Stored entries:
%%

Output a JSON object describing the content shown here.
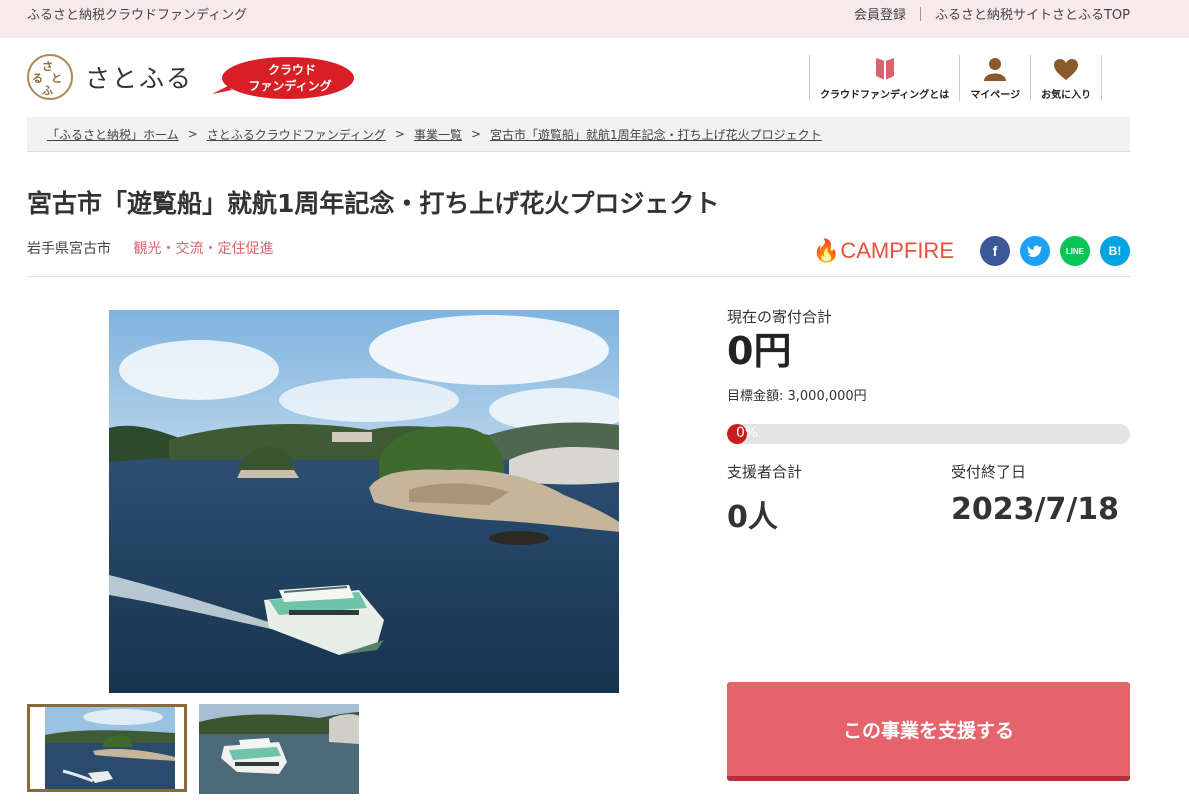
{
  "topbar": {
    "site_name": "ふるさと納税クラウドファンディング",
    "register": "会員登録",
    "furusato_top": "ふるさと納税サイトさとふるTOP"
  },
  "header": {
    "logo_text": "さとふる",
    "logo_mark": [
      "さ",
      "と",
      "ふ",
      "る"
    ],
    "badge_line1": "クラウド",
    "badge_line2": "ファンディング",
    "nav": [
      {
        "label": "クラウドファンディングとは",
        "icon": "book-icon"
      },
      {
        "label": "マイページ",
        "icon": "user-icon"
      },
      {
        "label": "お気に入り",
        "icon": "heart-icon"
      }
    ]
  },
  "breadcrumb": [
    "「ふるさと納税」ホーム",
    "さとふるクラウドファンディング",
    "事業一覧",
    "宮古市「遊覧船」就航1周年記念・打ち上げ花火プロジェクト"
  ],
  "project": {
    "title": "宮古市「遊覧船」就航1周年記念・打ち上げ花火プロジェクト",
    "prefecture": "岩手県宮古市",
    "category": "観光・交流・定住促進"
  },
  "share": {
    "campfire": "CAMPFIRE",
    "line": "LINE",
    "hatena": "B!"
  },
  "stats": {
    "total_label": "現在の寄付合計",
    "total_value": "0円",
    "goal": "目標金額: 3,000,000円",
    "progress_text": "0%",
    "supporters_label": "支援者合計",
    "supporters_value": "0人",
    "deadline_label": "受付終了日",
    "deadline_value": "2023/7/18"
  },
  "support_button": "この事業を支援する",
  "colors": {
    "accent": "#e5646b",
    "topbar_bg": "#f8e9ec",
    "category": "#d9636d",
    "progress": "#c71d1d",
    "facebook": "#3b5998",
    "twitter": "#1da1f2",
    "line": "#06c755",
    "hatena": "#00a4de"
  }
}
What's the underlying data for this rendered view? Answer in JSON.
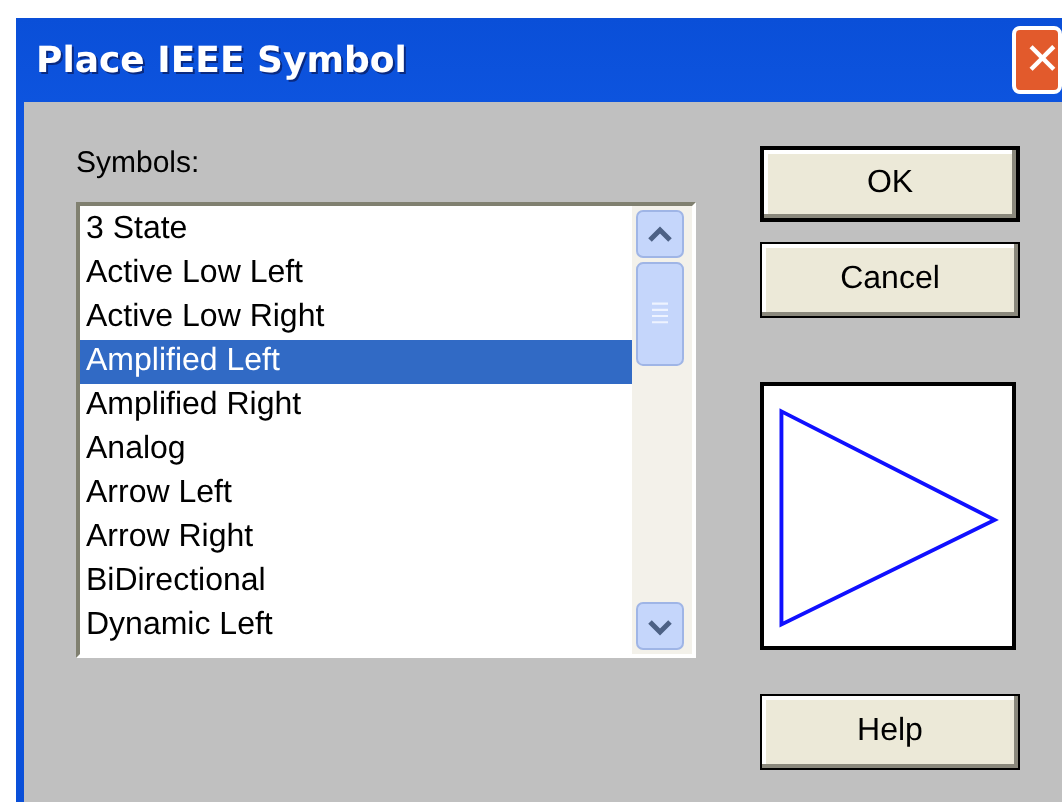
{
  "window": {
    "title": "Place IEEE Symbol",
    "close": "✕"
  },
  "symbols": {
    "label": "Symbols:",
    "items": [
      {
        "label": "3 State",
        "selected": false
      },
      {
        "label": "Active Low Left",
        "selected": false
      },
      {
        "label": "Active Low Right",
        "selected": false
      },
      {
        "label": "Amplified Left",
        "selected": true
      },
      {
        "label": "Amplified Right",
        "selected": false
      },
      {
        "label": "Analog",
        "selected": false
      },
      {
        "label": "Arrow Left",
        "selected": false
      },
      {
        "label": "Arrow Right",
        "selected": false
      },
      {
        "label": "BiDirectional",
        "selected": false
      },
      {
        "label": "Dynamic Left",
        "selected": false
      }
    ]
  },
  "buttons": [
    {
      "label": "OK",
      "kind": "default"
    },
    {
      "label": "Cancel",
      "kind": "normal"
    }
  ],
  "help_button": {
    "label": "Help"
  }
}
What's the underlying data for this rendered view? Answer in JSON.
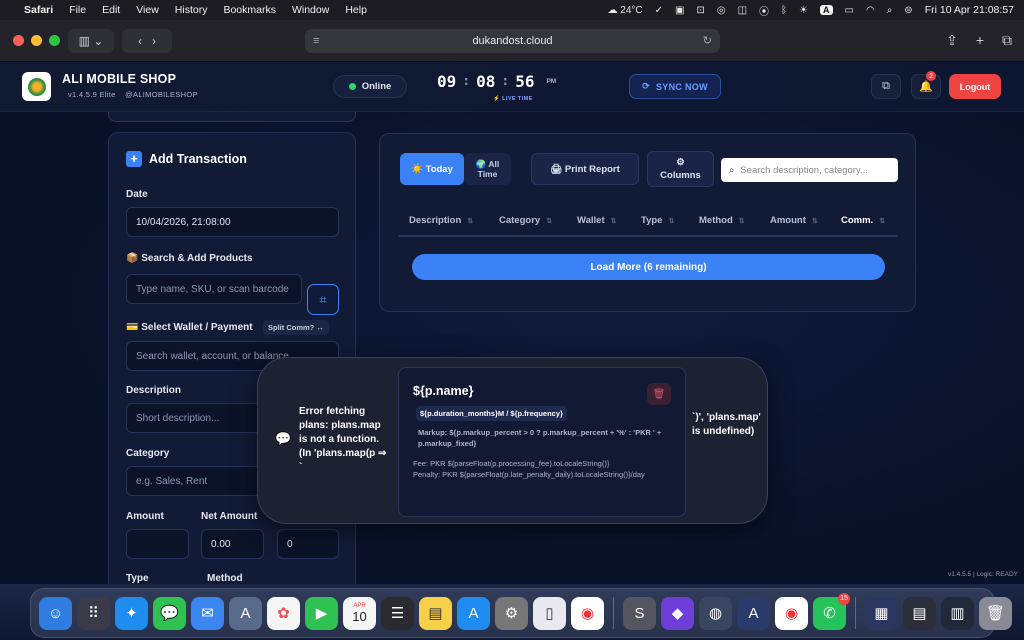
{
  "menubar": {
    "app": "Safari",
    "items": [
      "File",
      "Edit",
      "View",
      "History",
      "Bookmarks",
      "Window",
      "Help"
    ],
    "weather": "24°C",
    "input_source": "A",
    "datetime": "Fri 10 Apr  21:08:57"
  },
  "browser": {
    "url": "dukandost.cloud"
  },
  "header": {
    "shop_name": "ALI MOBILE SHOP",
    "version": "v1.4.5.9 Elite",
    "handle": "@ALIMOBILESHOP",
    "status": "Online",
    "clock": {
      "hh": "09",
      "mm": "08",
      "ss": "56",
      "ampm": "PM"
    },
    "live_label": "⚡ LIVE TIME",
    "sync_label": "SYNC NOW",
    "notif_count": "2",
    "logout_label": "Logout",
    "colors": {
      "accent": "#3b82f6",
      "danger": "#ef4444",
      "online": "#2ed573"
    }
  },
  "add_transaction": {
    "title": "Add Transaction",
    "date_label": "Date",
    "date_value": "10/04/2026, 21:08:00",
    "products_label": "📦 Search & Add Products",
    "products_placeholder": "Type name, SKU, or scan barcode",
    "wallet_label": "💳 Select Wallet / Payment",
    "split_label": "Split Comm? ↔",
    "wallet_placeholder": "Search wallet, account, or balance",
    "description_label": "Description",
    "description_placeholder": "Short description...",
    "category_label": "Category",
    "category_placeholder": "e.g. Sales, Rent",
    "amount_label": "Amount",
    "net_amount_label": "Net Amount",
    "net_amount_value": "0.00",
    "third_value": "0",
    "type_label": "Type",
    "method_label": "Method"
  },
  "transactions": {
    "tab_today": "☀️ Today",
    "tab_all_1": "🌍 All",
    "tab_all_2": "Time",
    "print_label": "🖨 Print Report",
    "columns_icon": "⚙",
    "columns_label": "Columns",
    "search_placeholder": "Search description, category...",
    "headers": [
      "Description",
      "Category",
      "Wallet",
      "Type",
      "Method",
      "Amount",
      "Comm."
    ],
    "load_more": "Load More (6 remaining)"
  },
  "error_toast": {
    "message_left": "Error fetching plans: plans.map is not a function. (In 'plans.map(p ⇒ `",
    "plan_name": "${p.name}",
    "plan_tag": "${p.duration_months}M / ${p.frequency}",
    "plan_markup": "Markup: ${p.markup_percent > 0 ? p.markup_percent + '%' : 'PKR ' + p.markup_fixed}",
    "plan_fee": "Fee: PKR ${parseFloat(p.processing_fee).toLocaleString()}",
    "plan_penalty": "Penalty: PKR ${parseFloat(p.late_penalty_daily).toLocaleString()}/day",
    "message_right": "`)', 'plans.map' is undefined)"
  },
  "footer": {
    "version": "v1.4.5.5 | Logic: READY"
  },
  "dock": {
    "calendar_day": "10",
    "calendar_month": "APR",
    "whatsapp_badge": "15"
  }
}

%%

**The exercise:**
Without including any pictures, reproduce the listing exactly.

**Answer in full:**
Output a JSON object describing the content shown here.
{
  "topbar": {
    "site_name": "ふるさと納税クラウドファンディング",
    "register": "会員登録",
    "furusato_top": "ふるさと納税サイトさとふるTOP"
  },
  "header": {
    "logo_text": "さとふる",
    "logo_mark": [
      "さ",
      "と",
      "ふ",
      "る"
    ],
    "badge_line1": "クラウド",
    "badge_line2": "ファンディング",
    "nav": [
      {
        "label": "クラウドファンディングとは",
        "icon": "book-icon"
      },
      {
        "label": "マイページ",
        "icon": "user-icon"
      },
      {
        "label": "お気に入り",
        "icon": "heart-icon"
      }
    ]
  },
  "breadcrumb": [
    "「ふるさと納税」ホーム",
    "さとふるクラウドファンディング",
    "事業一覧",
    "宮古市「遊覧船」就航1周年記念・打ち上げ花火プロジェクト"
  ],
  "project": {
    "title": "宮古市「遊覧船」就航1周年記念・打ち上げ花火プロジェクト",
    "prefecture": "岩手県宮古市",
    "category": "観光・交流・定住促進"
  },
  "share": {
    "campfire": "CAMPFIRE",
    "line": "LINE",
    "hatena": "B!"
  },
  "stats": {
    "total_label": "現在の寄付合計",
    "total_value": "0円",
    "goal": "目標金額: 3,000,000円",
    "progress_text": "0%",
    "supporters_label": "支援者合計",
    "supporters_value": "0人",
    "deadline_label": "受付終了日",
    "deadline_value": "2023/7/18"
  },
  "support_button": "この事業を支援する",
  "colors": {
    "accent": "#e5646b",
    "topbar_bg": "#f8e9ec",
    "category": "#d9636d",
    "progress": "#c71d1d",
    "facebook": "#3b5998",
    "twitter": "#1da1f2",
    "line": "#06c755",
    "hatena": "#00a4de"
  }
}
What's the underlying data for this rendered view? Answer in JSON.
{
  "window": {
    "title": "Place IEEE Symbol",
    "close": "✕"
  },
  "symbols": {
    "label": "Symbols:",
    "items": [
      {
        "label": "3 State",
        "selected": false
      },
      {
        "label": "Active Low Left",
        "selected": false
      },
      {
        "label": "Active Low Right",
        "selected": false
      },
      {
        "label": "Amplified Left",
        "selected": true
      },
      {
        "label": "Amplified Right",
        "selected": false
      },
      {
        "label": "Analog",
        "selected": false
      },
      {
        "label": "Arrow Left",
        "selected": false
      },
      {
        "label": "Arrow Right",
        "selected": false
      },
      {
        "label": "BiDirectional",
        "selected": false
      },
      {
        "label": "Dynamic Left",
        "selected": false
      }
    ]
  },
  "buttons": [
    {
      "label": "OK",
      "kind": "default"
    },
    {
      "label": "Cancel",
      "kind": "normal"
    }
  ],
  "help_button": {
    "label": "Help"
  }
}
What's the underlying data for this rendered view? Answer in JSON.
{
  "menubar": {
    "app": "Safari",
    "items": [
      "File",
      "Edit",
      "View",
      "History",
      "Bookmarks",
      "Window",
      "Help"
    ],
    "weather": "24°C",
    "input_source": "A",
    "datetime": "Fri 10 Apr  21:08:57"
  },
  "browser": {
    "url": "dukandost.cloud"
  },
  "header": {
    "shop_name": "ALI MOBILE SHOP",
    "version": "v1.4.5.9 Elite",
    "handle": "@ALIMOBILESHOP",
    "status": "Online",
    "clock": {
      "hh": "09",
      "mm": "08",
      "ss": "56",
      "ampm": "PM"
    },
    "live_label": "⚡ LIVE TIME",
    "sync_label": "SYNC NOW",
    "notif_count": "2",
    "logout_label": "Logout",
    "colors": {
      "accent": "#3b82f6",
      "danger": "#ef4444",
      "online": "#2ed573"
    }
  },
  "add_transaction": {
    "title": "Add Transaction",
    "date_label": "Date",
    "date_value": "10/04/2026, 21:08:00",
    "products_label": "📦 Search & Add Products",
    "products_placeholder": "Type name, SKU, or scan barcode",
    "wallet_label": "💳 Select Wallet / Payment",
    "split_label": "Split Comm? ↔",
    "wallet_placeholder": "Search wallet, account, or balance",
    "description_label": "Description",
    "description_placeholder": "Short description...",
    "category_label": "Category",
    "category_placeholder": "e.g. Sales, Rent",
    "amount_label": "Amount",
    "net_amount_label": "Net Amount",
    "net_amount_value": "0.00",
    "third_value": "0",
    "type_label": "Type",
    "method_label": "Method"
  },
  "transactions": {
    "tab_today": "☀️ Today",
    "tab_all_1": "🌍 All",
    "tab_all_2": "Time",
    "print_label": "🖨 Print Report",
    "columns_icon": "⚙",
    "columns_label": "Columns",
    "search_placeholder": "Search description, category...",
    "headers": [
      "Description",
      "Category",
      "Wallet",
      "Type",
      "Method",
      "Amount",
      "Comm."
    ],
    "load_more": "Load More (6 remaining)"
  },
  "error_toast": {
    "message_left": "Error fetching plans: plans.map is not a function. (In 'plans.map(p ⇒ `",
    "plan_name": "${p.name}",
    "plan_tag": "${p.duration_months}M / ${p.frequency}",
    "plan_markup": "Markup: ${p.markup_percent > 0 ? p.markup_percent + '%' : 'PKR ' + p.markup_fixed}",
    "plan_fee": "Fee: PKR ${parseFloat(p.processing_fee).toLocaleString()}",
    "plan_penalty": "Penalty: PKR ${parseFloat(p.late_penalty_daily).toLocaleString()}/day",
    "message_right": "`)', 'plans.map' is undefined)"
  },
  "footer": {
    "version": "v1.4.5.5 | Logic: READY"
  },
  "dock": {
    "calendar_day": "10",
    "calendar_month": "APR",
    "whatsapp_badge": "15"
  }
}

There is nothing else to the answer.